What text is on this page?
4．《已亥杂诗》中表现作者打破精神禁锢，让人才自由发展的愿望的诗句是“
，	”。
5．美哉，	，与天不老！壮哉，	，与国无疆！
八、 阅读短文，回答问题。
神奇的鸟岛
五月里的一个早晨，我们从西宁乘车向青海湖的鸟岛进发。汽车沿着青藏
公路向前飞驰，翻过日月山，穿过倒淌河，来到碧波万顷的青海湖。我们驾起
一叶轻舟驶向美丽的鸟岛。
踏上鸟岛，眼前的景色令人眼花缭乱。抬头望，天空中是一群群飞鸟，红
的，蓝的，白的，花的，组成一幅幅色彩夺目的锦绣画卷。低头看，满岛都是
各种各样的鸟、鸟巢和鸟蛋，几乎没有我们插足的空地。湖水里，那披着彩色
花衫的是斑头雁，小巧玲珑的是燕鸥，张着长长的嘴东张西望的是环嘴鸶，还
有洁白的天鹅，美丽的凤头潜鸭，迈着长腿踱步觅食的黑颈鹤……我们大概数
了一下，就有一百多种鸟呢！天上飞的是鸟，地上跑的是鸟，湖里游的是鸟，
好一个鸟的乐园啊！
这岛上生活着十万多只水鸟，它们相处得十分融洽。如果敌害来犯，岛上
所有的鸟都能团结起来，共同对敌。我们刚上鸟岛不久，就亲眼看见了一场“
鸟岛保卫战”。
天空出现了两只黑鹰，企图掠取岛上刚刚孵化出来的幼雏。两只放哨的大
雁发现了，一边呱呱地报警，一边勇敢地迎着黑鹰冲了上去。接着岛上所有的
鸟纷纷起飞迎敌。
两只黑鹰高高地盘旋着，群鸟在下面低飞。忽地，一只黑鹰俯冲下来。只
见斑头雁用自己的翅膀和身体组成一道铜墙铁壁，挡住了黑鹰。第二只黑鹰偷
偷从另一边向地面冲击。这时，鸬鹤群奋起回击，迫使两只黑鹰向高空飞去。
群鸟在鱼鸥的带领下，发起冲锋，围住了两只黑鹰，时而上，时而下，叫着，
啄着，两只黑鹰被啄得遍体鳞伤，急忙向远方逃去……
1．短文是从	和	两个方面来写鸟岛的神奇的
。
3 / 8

__SHORT PROBLEM__
Return the listing above in its exact form.

__OUTPUT FOR THIS TASK__
What text is on this page?
4．《已亥杂诗》中表现作者打破精神禁锢，让人才自由发展的愿望的诗句是“
，	”。
5．美哉，	，与天不老！壮哉，	，与国无疆！
八、 阅读短文，回答问题。
神奇的鸟岛
五月里的一个早晨，我们从西宁乘车向青海湖的鸟岛进发。汽车沿着青藏
公路向前飞驰，翻过日月山，穿过倒淌河，来到碧波万顷的青海湖。我们驾起
一叶轻舟驶向美丽的鸟岛。
踏上鸟岛，眼前的景色令人眼花缭乱。抬头望，天空中是一群群飞鸟，红
的，蓝的，白的，花的，组成一幅幅色彩夺目的锦绣画卷。低头看，满岛都是
各种各样的鸟、鸟巢和鸟蛋，几乎没有我们插足的空地。湖水里，那披着彩色
花衫的是斑头雁，小巧玲珑的是燕鸥，张着长长的嘴东张西望的是环嘴鸶，还
有洁白的天鹅，美丽的凤头潜鸭，迈着长腿踱步觅食的黑颈鹤……我们大概数
了一下，就有一百多种鸟呢！天上飞的是鸟，地上跑的是鸟，湖里游的是鸟，
好一个鸟的乐园啊！
这岛上生活着十万多只水鸟，它们相处得十分融洽。如果敌害来犯，岛上
所有的鸟都能团结起来，共同对敌。我们刚上鸟岛不久，就亲眼看见了一场“
鸟岛保卫战”。
天空出现了两只黑鹰，企图掠取岛上刚刚孵化出来的幼雏。两只放哨的大
雁发现了，一边呱呱地报警，一边勇敢地迎着黑鹰冲了上去。接着岛上所有的
鸟纷纷起飞迎敌。
两只黑鹰高高地盘旋着，群鸟在下面低飞。忽地，一只黑鹰俯冲下来。只
见斑头雁用自己的翅膀和身体组成一道铜墙铁壁，挡住了黑鹰。第二只黑鹰偷
偷从另一边向地面冲击。这时，鸬鹤群奋起回击，迫使两只黑鹰向高空飞去。
群鸟在鱼鸥的带领下，发起冲锋，围住了两只黑鹰，时而上，时而下，叫着，
啄着，两只黑鹰被啄得遍体鳞伤，急忙向远方逃去……
1．短文是从	和	两个方面来写鸟岛的神奇的
。
3 / 8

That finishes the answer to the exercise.